- _INSTRUCTION_: Search the records below for the word "Footing". Pull out each line that has it.

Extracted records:

* begin *

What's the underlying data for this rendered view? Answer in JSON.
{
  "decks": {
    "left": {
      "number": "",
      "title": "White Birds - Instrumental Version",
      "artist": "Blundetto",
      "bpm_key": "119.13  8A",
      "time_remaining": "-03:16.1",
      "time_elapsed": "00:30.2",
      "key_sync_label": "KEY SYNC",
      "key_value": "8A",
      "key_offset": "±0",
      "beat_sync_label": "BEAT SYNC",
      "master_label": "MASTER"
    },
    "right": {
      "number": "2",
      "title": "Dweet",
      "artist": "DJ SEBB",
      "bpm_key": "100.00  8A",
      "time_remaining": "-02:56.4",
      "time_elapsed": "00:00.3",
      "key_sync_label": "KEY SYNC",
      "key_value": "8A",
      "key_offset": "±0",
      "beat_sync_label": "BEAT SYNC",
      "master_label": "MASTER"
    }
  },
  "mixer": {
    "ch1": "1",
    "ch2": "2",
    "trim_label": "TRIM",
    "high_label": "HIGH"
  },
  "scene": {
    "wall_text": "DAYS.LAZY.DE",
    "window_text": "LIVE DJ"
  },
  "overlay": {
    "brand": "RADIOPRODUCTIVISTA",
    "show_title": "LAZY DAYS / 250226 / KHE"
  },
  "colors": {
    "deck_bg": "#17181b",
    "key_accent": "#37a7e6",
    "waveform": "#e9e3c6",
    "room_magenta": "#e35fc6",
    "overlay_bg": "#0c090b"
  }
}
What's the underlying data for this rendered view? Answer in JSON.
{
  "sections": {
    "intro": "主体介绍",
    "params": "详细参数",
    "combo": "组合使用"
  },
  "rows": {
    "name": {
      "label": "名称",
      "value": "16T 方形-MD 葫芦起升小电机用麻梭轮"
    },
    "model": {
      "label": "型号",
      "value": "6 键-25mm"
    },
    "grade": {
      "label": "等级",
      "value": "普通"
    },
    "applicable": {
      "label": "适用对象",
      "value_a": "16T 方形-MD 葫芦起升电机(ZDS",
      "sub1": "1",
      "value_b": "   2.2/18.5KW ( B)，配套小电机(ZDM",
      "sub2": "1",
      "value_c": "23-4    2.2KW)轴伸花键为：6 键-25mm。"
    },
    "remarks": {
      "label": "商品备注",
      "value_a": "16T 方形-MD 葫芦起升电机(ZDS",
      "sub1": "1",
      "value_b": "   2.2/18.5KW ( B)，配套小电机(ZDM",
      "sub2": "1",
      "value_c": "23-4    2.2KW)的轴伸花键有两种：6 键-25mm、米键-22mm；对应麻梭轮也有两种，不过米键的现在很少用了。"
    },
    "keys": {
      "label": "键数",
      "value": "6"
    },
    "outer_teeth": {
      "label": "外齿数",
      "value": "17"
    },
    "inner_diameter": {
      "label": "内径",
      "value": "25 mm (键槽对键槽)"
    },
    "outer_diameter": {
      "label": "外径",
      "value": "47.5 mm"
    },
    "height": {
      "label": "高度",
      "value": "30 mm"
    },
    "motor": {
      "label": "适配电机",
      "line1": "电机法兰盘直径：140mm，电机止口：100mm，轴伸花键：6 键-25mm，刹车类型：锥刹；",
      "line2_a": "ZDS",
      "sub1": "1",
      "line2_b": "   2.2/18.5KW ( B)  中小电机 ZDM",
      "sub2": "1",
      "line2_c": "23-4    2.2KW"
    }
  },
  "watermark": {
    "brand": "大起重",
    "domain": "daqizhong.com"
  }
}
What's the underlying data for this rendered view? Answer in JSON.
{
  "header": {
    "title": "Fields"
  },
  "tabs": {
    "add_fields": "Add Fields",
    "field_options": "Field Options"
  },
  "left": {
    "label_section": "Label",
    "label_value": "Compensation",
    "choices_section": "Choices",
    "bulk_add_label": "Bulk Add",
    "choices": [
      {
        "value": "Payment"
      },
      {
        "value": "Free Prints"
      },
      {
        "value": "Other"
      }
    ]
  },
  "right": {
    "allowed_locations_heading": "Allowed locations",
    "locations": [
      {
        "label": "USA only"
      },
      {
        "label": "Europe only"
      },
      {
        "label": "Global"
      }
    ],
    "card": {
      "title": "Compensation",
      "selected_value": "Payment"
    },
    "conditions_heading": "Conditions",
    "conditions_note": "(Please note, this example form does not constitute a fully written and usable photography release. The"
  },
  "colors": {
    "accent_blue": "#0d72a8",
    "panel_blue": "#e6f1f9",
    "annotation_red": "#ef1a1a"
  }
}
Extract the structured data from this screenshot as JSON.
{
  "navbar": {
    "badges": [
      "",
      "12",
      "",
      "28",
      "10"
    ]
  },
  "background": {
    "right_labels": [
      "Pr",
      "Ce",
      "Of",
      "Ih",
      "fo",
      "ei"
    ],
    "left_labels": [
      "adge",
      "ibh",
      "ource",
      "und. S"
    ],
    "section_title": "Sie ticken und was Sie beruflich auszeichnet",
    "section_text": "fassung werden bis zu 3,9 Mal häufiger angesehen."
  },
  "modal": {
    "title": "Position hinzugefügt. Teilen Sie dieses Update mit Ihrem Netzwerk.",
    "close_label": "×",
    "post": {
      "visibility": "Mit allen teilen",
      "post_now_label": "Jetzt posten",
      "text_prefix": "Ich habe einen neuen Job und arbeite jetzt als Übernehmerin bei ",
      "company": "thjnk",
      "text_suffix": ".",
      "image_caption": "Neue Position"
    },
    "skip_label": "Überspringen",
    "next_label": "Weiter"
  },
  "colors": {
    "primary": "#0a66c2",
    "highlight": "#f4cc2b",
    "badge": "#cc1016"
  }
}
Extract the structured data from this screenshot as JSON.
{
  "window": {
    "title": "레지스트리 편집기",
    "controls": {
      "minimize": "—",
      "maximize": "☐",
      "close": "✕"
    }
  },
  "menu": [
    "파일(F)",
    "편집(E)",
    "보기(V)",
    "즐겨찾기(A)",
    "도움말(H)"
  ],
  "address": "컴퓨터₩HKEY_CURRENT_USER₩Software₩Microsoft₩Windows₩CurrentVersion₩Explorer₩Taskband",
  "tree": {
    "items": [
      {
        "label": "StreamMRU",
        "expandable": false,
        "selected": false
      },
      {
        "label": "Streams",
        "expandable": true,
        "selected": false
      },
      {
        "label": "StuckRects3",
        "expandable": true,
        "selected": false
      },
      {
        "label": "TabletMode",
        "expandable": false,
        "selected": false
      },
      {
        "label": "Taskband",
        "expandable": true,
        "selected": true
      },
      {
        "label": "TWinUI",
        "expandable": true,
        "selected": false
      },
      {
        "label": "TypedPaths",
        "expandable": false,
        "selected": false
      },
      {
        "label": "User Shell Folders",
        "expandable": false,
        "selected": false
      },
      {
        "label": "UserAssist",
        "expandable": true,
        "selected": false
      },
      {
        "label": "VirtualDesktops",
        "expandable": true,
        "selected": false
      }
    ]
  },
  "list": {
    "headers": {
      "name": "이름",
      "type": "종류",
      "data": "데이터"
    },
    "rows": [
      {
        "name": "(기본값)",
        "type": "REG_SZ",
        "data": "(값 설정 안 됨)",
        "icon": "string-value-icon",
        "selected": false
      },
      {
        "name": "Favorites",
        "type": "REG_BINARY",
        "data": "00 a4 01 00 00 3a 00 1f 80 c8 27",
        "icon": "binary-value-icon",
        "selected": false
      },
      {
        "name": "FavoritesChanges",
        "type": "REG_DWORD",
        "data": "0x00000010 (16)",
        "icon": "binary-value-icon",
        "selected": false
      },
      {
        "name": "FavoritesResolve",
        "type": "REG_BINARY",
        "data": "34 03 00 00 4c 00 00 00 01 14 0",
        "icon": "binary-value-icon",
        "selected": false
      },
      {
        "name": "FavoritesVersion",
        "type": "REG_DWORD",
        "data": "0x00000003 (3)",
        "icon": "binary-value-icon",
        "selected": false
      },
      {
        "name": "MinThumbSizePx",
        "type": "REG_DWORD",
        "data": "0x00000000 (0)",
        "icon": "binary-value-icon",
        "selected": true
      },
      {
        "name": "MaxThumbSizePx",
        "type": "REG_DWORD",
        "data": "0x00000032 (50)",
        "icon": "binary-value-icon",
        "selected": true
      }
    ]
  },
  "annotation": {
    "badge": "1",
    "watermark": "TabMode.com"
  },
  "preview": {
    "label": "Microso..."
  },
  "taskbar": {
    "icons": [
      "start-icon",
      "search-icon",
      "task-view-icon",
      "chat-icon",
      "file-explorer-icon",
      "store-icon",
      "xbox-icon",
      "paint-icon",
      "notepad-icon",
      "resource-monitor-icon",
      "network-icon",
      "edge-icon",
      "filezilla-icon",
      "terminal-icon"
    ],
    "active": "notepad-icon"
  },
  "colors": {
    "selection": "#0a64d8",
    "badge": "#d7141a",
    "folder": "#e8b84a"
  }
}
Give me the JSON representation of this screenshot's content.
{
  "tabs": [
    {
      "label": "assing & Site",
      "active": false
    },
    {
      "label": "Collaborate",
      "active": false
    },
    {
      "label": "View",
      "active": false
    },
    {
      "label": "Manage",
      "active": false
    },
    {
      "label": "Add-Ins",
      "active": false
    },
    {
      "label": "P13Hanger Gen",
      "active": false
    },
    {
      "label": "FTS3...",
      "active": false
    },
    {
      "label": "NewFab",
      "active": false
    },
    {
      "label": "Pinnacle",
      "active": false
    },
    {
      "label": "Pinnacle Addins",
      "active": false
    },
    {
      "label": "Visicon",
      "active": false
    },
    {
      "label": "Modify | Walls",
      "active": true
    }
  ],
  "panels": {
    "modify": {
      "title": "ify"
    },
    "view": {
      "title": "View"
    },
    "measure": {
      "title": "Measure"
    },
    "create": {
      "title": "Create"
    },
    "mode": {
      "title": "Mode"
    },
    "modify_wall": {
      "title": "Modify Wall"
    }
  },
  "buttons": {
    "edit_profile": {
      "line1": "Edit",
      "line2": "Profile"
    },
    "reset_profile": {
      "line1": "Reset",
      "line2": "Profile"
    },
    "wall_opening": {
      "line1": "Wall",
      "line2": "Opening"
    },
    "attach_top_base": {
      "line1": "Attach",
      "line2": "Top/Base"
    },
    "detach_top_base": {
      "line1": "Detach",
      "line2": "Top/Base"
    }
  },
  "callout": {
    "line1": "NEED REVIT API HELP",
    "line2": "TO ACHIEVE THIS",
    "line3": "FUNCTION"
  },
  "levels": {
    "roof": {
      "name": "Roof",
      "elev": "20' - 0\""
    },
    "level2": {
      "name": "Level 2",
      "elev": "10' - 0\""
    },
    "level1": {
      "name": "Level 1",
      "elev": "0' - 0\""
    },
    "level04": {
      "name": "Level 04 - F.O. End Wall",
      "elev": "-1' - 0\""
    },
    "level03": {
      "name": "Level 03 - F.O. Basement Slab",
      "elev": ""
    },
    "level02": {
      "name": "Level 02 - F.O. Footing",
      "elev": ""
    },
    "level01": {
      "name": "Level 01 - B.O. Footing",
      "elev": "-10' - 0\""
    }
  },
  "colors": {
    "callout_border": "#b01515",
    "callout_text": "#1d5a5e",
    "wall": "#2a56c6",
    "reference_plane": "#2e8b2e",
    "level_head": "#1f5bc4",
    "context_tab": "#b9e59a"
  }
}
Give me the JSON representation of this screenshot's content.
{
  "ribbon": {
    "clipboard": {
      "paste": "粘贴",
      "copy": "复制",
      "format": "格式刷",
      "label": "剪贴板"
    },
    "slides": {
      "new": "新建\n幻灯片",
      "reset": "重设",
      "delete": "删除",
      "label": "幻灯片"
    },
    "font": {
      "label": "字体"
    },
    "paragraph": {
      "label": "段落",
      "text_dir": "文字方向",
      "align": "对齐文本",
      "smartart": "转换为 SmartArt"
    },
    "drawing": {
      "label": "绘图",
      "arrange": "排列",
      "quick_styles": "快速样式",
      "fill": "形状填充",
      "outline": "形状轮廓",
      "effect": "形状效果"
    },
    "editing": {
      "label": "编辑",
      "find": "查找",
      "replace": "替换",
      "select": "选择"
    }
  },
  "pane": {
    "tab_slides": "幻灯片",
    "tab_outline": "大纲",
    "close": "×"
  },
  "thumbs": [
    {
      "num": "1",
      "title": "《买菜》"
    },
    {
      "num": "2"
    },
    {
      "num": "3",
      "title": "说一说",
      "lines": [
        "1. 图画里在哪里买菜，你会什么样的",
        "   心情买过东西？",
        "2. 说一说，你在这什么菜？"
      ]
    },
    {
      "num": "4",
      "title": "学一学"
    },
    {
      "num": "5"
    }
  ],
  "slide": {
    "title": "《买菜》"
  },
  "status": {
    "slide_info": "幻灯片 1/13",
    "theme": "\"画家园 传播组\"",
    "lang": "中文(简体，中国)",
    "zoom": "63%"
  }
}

* end *

- _COMPLETE ANSWER_:
      "name": "Level 02 - F.O. Footing",
      "name": "Level 01 - B.O. Footing",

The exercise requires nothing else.